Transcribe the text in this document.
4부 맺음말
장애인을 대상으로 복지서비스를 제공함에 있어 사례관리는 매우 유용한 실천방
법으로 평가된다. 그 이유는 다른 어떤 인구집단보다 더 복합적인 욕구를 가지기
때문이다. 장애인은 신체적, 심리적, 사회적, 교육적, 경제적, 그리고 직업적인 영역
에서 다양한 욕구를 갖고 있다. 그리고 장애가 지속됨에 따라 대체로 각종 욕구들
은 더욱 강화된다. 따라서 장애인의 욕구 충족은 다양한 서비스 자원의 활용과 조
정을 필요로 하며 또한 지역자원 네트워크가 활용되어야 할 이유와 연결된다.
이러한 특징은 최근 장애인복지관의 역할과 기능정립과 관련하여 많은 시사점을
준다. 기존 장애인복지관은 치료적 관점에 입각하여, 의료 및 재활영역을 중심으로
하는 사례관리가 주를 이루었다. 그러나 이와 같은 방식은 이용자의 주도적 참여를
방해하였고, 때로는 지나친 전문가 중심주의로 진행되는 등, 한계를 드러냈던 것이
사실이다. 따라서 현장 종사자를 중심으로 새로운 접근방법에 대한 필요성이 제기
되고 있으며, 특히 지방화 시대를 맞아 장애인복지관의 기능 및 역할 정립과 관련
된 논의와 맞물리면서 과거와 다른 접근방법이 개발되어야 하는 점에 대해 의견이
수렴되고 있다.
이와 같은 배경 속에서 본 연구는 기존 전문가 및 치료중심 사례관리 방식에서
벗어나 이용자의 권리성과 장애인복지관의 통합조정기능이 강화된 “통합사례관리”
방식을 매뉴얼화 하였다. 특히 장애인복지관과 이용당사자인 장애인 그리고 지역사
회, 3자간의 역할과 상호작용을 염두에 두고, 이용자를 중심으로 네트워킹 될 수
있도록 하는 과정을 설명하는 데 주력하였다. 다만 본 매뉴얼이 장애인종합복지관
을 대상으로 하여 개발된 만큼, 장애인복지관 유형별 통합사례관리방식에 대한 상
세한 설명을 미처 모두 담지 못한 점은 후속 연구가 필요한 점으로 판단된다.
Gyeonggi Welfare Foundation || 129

# [The request]
From the data above, gather every line that includes the word "이용자의".

# [Written answer]
하는 사례관리가 주를 이루었다. 그러나 이와 같은 방식은 이용자의 주도적 참여를
벗어나 이용자의 권리성과 장애인복지관의 통합조정기능이 강화된 “통합사례관리”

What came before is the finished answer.